Identify every line in the records below that contains the word "现货黄金", and copy each of those lines.

Records from a dataset
↓
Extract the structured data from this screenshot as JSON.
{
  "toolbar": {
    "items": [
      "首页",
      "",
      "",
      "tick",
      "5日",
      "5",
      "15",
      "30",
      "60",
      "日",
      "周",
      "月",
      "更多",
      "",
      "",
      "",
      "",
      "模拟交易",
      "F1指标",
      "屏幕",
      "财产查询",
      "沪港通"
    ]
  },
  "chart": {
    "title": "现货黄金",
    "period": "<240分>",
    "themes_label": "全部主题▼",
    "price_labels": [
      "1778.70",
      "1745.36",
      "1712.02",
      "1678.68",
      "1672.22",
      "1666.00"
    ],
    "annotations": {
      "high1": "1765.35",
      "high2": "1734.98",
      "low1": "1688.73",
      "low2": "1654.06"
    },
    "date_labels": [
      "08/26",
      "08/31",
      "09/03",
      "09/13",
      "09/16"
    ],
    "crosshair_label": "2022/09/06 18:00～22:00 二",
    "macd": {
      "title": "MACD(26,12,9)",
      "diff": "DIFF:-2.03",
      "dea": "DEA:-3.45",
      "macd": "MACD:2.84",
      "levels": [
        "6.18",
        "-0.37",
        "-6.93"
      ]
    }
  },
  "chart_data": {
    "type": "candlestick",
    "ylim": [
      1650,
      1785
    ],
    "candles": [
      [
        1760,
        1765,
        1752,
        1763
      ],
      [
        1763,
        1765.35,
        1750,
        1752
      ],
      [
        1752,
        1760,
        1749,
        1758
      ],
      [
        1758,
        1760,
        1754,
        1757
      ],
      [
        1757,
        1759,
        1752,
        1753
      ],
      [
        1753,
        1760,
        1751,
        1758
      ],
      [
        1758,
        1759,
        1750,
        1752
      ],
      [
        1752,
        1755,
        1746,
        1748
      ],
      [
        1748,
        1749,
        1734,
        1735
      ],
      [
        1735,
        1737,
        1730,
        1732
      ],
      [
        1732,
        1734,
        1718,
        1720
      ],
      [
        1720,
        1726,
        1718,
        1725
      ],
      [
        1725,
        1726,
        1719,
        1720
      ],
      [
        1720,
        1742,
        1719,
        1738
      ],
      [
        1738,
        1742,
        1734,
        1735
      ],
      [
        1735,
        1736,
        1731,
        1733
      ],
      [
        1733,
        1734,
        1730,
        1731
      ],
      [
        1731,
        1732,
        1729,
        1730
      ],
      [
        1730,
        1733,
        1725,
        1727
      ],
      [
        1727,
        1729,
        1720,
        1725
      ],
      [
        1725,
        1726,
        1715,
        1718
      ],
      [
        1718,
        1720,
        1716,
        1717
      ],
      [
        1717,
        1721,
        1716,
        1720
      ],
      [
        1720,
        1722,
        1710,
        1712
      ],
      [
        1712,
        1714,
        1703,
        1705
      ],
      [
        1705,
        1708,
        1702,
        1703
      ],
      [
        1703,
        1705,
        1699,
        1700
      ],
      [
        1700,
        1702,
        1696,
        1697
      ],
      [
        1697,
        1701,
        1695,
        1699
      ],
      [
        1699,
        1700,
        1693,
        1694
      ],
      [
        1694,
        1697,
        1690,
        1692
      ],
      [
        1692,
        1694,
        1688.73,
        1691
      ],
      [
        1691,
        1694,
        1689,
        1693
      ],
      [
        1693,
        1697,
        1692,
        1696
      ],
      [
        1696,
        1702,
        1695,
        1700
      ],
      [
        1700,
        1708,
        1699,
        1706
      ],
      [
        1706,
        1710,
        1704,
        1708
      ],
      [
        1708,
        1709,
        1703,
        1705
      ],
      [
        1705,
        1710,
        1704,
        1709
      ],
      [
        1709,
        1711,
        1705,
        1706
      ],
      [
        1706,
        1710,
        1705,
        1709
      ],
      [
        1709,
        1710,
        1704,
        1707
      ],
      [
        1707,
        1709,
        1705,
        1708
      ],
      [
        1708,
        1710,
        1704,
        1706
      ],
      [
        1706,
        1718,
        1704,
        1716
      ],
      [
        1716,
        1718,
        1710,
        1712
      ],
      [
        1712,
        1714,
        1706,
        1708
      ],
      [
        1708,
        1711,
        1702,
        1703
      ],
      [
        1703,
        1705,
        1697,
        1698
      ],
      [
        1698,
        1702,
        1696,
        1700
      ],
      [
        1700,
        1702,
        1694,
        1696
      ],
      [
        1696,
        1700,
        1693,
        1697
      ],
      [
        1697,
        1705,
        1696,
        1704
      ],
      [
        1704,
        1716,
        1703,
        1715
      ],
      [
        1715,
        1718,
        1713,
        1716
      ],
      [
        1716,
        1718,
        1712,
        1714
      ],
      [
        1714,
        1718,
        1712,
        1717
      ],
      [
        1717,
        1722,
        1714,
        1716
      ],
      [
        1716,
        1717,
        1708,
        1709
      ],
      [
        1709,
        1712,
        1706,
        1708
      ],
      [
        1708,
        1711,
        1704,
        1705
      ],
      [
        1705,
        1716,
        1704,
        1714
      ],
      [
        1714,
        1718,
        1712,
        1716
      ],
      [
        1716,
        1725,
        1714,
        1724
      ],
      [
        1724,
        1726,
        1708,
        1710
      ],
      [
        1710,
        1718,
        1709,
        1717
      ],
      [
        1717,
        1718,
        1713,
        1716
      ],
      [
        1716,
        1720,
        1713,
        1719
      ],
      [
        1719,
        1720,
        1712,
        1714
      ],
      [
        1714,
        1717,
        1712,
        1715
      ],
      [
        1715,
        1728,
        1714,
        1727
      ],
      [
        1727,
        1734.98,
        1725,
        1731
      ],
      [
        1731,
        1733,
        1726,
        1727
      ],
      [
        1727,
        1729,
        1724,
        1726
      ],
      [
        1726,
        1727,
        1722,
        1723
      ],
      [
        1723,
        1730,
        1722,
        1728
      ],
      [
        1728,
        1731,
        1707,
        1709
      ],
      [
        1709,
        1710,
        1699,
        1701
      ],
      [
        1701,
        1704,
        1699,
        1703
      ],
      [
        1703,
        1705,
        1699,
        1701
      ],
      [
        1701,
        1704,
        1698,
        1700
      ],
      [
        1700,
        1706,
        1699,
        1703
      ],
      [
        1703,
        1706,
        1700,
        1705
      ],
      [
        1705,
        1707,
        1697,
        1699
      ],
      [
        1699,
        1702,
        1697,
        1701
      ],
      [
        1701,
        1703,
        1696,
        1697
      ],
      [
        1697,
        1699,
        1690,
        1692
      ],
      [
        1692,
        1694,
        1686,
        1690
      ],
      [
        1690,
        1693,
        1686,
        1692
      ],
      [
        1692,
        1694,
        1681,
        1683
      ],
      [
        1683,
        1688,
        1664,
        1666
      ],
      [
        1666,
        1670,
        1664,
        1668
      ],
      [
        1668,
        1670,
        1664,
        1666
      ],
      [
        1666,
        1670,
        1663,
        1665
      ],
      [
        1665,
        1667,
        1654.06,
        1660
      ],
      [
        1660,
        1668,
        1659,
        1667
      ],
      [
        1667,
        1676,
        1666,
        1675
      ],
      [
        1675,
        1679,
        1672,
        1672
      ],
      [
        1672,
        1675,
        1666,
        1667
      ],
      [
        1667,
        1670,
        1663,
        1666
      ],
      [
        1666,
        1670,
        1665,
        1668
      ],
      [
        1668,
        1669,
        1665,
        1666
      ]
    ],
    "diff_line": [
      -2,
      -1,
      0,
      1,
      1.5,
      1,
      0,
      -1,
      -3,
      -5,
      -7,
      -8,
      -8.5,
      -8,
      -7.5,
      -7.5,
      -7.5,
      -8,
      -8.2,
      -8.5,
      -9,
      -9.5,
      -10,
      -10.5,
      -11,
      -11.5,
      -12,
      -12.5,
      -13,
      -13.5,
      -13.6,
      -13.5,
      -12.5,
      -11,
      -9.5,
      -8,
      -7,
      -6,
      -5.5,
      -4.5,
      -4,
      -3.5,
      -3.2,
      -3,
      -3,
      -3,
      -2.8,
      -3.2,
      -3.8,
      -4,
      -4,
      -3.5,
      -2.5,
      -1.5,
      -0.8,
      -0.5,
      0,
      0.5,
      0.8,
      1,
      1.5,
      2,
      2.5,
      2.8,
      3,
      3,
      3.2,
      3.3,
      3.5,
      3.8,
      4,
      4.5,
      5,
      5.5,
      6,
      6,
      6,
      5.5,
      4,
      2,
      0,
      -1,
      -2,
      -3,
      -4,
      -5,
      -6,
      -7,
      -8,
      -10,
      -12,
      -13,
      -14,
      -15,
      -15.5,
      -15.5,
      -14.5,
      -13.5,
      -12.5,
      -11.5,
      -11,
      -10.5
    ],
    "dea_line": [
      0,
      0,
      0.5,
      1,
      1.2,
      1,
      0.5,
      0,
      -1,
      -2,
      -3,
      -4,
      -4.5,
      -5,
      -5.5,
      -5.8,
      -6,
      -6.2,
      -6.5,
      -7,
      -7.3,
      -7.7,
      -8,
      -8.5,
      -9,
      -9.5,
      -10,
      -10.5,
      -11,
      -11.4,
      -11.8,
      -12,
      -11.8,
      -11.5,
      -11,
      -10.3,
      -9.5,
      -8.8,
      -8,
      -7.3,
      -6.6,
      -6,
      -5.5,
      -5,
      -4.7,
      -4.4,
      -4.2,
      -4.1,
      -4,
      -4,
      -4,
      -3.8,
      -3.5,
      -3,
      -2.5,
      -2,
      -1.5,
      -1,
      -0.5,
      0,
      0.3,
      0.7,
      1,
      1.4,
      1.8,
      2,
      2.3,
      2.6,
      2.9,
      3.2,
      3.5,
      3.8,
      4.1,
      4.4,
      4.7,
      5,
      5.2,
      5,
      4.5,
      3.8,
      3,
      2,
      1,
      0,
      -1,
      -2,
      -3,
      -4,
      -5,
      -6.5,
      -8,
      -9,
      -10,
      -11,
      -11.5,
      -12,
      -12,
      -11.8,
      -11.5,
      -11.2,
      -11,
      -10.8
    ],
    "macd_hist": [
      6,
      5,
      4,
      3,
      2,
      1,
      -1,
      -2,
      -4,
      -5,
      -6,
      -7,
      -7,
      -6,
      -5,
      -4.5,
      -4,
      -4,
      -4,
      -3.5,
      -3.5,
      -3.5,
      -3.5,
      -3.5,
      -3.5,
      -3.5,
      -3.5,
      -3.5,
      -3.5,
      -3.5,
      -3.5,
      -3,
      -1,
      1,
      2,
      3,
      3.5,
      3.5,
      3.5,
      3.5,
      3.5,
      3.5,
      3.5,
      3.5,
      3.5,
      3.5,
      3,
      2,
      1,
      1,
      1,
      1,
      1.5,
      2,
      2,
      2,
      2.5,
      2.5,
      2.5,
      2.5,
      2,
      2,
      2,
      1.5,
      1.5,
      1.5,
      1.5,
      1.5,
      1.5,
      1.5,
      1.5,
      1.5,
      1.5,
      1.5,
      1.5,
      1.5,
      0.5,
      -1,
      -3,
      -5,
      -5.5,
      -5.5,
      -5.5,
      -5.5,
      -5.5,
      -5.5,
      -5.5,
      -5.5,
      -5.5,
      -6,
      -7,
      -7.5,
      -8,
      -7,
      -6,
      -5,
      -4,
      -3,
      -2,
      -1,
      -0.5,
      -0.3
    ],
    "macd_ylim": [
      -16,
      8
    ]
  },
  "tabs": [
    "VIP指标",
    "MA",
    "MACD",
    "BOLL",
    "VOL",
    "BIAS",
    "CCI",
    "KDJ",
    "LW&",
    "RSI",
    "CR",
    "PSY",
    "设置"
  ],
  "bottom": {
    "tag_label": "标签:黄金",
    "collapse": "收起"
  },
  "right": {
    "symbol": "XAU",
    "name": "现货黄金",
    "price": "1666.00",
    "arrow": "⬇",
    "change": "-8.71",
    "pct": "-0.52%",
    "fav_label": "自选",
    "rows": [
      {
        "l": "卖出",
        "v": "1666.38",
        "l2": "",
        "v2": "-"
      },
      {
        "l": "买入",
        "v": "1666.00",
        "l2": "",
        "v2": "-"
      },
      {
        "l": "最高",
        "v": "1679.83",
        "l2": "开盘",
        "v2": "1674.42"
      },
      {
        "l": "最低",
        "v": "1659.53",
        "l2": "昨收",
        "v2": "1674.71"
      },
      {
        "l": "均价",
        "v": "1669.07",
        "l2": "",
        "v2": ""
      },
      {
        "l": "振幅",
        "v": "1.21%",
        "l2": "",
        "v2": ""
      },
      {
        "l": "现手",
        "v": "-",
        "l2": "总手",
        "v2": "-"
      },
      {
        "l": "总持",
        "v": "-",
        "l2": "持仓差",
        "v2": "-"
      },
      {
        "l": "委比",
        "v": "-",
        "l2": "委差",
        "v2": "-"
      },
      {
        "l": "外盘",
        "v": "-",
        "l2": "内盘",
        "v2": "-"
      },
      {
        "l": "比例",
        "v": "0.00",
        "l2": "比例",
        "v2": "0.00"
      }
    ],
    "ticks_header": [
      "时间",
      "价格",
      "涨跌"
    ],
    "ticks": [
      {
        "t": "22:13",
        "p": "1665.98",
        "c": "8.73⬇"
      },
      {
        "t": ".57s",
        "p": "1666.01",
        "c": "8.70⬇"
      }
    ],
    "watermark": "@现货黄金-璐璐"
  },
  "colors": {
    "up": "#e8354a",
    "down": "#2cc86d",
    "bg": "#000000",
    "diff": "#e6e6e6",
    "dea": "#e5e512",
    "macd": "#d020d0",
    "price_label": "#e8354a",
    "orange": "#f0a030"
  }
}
↑
Solution to this problem:
    "title": "现货黄金",
    "name": "现货黄金",
    "watermark": "@现货黄金-璐璐"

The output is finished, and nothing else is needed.